Only lines with the string "hours" matter here; gather them from the material below.
## Start PROVIDED DATA
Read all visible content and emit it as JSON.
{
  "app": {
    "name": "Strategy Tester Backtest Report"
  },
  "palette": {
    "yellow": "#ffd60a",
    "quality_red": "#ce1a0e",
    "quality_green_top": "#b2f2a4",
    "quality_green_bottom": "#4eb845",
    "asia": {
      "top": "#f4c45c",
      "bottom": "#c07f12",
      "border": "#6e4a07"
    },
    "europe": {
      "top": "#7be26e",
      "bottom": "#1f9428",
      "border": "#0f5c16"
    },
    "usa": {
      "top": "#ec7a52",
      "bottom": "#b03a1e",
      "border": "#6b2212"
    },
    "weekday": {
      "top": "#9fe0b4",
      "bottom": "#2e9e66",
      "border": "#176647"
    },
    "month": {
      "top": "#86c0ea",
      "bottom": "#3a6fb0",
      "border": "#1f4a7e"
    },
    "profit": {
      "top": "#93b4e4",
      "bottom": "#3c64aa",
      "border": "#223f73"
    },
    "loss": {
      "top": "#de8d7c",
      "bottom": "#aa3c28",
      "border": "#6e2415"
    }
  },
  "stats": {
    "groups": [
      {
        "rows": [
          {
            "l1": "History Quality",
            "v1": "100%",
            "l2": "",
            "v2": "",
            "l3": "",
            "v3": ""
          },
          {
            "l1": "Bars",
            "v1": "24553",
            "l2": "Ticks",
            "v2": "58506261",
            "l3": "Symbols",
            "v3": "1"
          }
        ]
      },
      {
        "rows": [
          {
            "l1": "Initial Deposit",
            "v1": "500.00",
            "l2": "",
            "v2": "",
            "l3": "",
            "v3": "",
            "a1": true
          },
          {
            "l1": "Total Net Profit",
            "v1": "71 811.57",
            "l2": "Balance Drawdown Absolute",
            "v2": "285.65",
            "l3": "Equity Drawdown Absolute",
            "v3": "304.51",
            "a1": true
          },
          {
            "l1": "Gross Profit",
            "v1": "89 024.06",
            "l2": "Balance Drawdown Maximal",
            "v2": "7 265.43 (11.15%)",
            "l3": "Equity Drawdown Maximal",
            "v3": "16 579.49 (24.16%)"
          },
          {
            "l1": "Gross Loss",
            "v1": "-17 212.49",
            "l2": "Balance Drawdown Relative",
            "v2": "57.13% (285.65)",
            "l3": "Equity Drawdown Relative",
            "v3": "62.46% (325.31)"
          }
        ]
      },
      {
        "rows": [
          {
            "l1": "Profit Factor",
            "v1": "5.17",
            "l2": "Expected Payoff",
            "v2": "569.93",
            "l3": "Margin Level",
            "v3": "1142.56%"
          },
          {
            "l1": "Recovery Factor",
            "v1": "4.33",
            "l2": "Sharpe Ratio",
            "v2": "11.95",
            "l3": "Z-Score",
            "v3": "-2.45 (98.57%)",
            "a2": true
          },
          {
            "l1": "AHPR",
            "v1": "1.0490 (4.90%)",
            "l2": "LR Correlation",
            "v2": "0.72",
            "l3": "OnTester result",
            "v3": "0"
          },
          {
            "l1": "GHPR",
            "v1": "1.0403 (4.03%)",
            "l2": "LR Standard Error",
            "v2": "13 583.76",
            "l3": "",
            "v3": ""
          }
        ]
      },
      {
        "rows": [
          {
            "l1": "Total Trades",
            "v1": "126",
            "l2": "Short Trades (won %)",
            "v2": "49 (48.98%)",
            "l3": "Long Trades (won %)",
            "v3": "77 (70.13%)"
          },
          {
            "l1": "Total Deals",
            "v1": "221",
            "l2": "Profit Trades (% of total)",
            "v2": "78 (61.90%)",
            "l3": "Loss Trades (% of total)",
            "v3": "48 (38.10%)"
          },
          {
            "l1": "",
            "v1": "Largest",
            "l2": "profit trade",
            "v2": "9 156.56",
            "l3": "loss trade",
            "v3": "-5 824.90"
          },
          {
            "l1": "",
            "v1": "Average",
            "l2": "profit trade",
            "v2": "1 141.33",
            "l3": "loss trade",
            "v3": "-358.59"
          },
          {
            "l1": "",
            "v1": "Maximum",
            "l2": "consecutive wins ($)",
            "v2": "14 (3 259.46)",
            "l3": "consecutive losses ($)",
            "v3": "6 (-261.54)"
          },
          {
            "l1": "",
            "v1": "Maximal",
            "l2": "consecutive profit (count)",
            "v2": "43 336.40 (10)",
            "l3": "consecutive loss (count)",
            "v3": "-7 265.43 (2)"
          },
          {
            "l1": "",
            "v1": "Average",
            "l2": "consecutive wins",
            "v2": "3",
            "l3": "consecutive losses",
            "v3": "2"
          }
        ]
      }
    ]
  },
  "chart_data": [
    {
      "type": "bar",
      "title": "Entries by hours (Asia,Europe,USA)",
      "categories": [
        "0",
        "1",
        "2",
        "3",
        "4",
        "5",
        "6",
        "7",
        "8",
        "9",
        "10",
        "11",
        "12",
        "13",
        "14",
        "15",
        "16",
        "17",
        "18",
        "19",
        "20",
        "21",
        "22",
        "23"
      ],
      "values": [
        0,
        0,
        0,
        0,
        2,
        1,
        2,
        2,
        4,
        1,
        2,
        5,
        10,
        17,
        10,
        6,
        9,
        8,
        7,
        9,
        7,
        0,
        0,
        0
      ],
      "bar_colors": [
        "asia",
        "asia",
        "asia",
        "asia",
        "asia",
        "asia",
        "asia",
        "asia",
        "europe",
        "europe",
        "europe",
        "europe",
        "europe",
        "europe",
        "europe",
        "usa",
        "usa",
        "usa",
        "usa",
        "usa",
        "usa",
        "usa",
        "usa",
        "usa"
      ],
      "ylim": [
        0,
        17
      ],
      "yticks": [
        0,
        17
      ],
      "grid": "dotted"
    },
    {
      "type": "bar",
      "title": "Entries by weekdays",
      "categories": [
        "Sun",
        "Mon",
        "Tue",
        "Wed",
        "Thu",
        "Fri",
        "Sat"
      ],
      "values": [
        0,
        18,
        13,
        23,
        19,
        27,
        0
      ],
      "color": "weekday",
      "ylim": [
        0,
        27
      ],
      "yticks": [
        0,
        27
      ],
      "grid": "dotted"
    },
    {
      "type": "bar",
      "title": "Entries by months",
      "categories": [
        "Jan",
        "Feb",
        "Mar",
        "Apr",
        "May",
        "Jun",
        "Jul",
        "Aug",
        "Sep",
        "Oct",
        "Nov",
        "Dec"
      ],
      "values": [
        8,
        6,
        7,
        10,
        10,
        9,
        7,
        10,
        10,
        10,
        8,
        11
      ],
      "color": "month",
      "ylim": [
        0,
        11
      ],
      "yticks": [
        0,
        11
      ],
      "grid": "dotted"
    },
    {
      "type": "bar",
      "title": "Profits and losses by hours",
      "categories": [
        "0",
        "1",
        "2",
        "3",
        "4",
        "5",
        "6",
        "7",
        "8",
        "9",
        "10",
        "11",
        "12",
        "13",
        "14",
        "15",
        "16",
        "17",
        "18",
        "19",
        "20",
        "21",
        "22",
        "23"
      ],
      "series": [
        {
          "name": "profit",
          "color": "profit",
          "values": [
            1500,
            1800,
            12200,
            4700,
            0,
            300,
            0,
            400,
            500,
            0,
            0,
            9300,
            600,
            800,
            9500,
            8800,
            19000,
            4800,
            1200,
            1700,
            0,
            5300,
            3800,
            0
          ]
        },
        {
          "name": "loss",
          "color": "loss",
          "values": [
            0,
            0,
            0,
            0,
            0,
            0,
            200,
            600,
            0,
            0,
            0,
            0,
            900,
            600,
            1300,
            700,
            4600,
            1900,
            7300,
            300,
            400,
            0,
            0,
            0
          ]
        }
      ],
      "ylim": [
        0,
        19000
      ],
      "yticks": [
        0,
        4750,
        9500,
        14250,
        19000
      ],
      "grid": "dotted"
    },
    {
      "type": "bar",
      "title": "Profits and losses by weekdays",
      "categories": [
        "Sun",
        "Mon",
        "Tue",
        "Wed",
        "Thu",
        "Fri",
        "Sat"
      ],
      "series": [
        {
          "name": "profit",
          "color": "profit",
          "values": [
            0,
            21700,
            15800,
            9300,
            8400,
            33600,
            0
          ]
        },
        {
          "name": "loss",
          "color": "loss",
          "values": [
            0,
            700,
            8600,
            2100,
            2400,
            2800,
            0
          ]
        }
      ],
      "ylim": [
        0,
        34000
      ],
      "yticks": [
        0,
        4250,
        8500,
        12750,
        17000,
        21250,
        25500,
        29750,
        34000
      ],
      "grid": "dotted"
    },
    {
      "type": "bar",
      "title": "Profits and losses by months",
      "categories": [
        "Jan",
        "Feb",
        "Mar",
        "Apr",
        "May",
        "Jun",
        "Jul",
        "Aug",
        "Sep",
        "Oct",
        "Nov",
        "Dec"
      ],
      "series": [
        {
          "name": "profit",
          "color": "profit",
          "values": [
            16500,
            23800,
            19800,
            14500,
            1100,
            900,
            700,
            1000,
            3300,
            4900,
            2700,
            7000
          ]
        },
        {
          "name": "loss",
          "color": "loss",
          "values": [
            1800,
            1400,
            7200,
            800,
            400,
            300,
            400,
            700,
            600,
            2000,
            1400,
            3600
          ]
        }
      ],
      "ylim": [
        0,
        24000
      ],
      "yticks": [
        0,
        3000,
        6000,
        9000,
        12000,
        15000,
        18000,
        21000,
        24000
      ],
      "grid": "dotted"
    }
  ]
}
## End PROVIDED DATA
EXERCISE SOLUTION:
      "title": "Entries by hours (Asia,Europe,USA)",
      "title": "Profits and losses by hours",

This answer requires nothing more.